--- Provided data ---
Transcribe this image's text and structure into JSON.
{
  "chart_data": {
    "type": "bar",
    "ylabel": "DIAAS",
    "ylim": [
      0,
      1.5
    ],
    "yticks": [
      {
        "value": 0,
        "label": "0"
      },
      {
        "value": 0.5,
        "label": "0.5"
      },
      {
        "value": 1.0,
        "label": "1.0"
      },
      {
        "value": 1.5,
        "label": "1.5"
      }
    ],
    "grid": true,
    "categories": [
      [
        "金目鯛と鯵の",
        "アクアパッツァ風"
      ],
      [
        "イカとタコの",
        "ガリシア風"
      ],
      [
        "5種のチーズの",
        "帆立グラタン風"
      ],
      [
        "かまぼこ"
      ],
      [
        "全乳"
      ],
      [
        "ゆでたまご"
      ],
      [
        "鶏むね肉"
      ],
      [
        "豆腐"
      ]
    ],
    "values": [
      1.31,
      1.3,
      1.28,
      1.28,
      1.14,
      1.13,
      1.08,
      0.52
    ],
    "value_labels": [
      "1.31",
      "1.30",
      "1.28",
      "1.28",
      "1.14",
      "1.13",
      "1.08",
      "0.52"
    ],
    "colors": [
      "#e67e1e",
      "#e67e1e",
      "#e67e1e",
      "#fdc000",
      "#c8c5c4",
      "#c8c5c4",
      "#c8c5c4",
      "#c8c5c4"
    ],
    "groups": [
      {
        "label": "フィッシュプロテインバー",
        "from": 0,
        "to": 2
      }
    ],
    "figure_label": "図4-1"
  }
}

--- Objective ---
Nothing should be left out: repeat all of the data exactly.

--- Output of the task ---
Transcribe this image's text and structure into JSON.
{
  "chart_data": {
    "type": "bar",
    "ylabel": "DIAAS",
    "ylim": [
      0,
      1.5
    ],
    "yticks": [
      {
        "value": 0,
        "label": "0"
      },
      {
        "value": 0.5,
        "label": "0.5"
      },
      {
        "value": 1.0,
        "label": "1.0"
      },
      {
        "value": 1.5,
        "label": "1.5"
      }
    ],
    "grid": true,
    "categories": [
      [
        "金目鯛と鯵の",
        "アクアパッツァ風"
      ],
      [
        "イカとタコの",
        "ガリシア風"
      ],
      [
        "5種のチーズの",
        "帆立グラタン風"
      ],
      [
        "かまぼこ"
      ],
      [
        "全乳"
      ],
      [
        "ゆでたまご"
      ],
      [
        "鶏むね肉"
      ],
      [
        "豆腐"
      ]
    ],
    "values": [
      1.31,
      1.3,
      1.28,
      1.28,
      1.14,
      1.13,
      1.08,
      0.52
    ],
    "value_labels": [
      "1.31",
      "1.30",
      "1.28",
      "1.28",
      "1.14",
      "1.13",
      "1.08",
      "0.52"
    ],
    "colors": [
      "#e67e1e",
      "#e67e1e",
      "#e67e1e",
      "#fdc000",
      "#c8c5c4",
      "#c8c5c4",
      "#c8c5c4",
      "#c8c5c4"
    ],
    "groups": [
      {
        "label": "フィッシュプロテインバー",
        "from": 0,
        "to": 2
      }
    ],
    "figure_label": "図4-1"
  }
}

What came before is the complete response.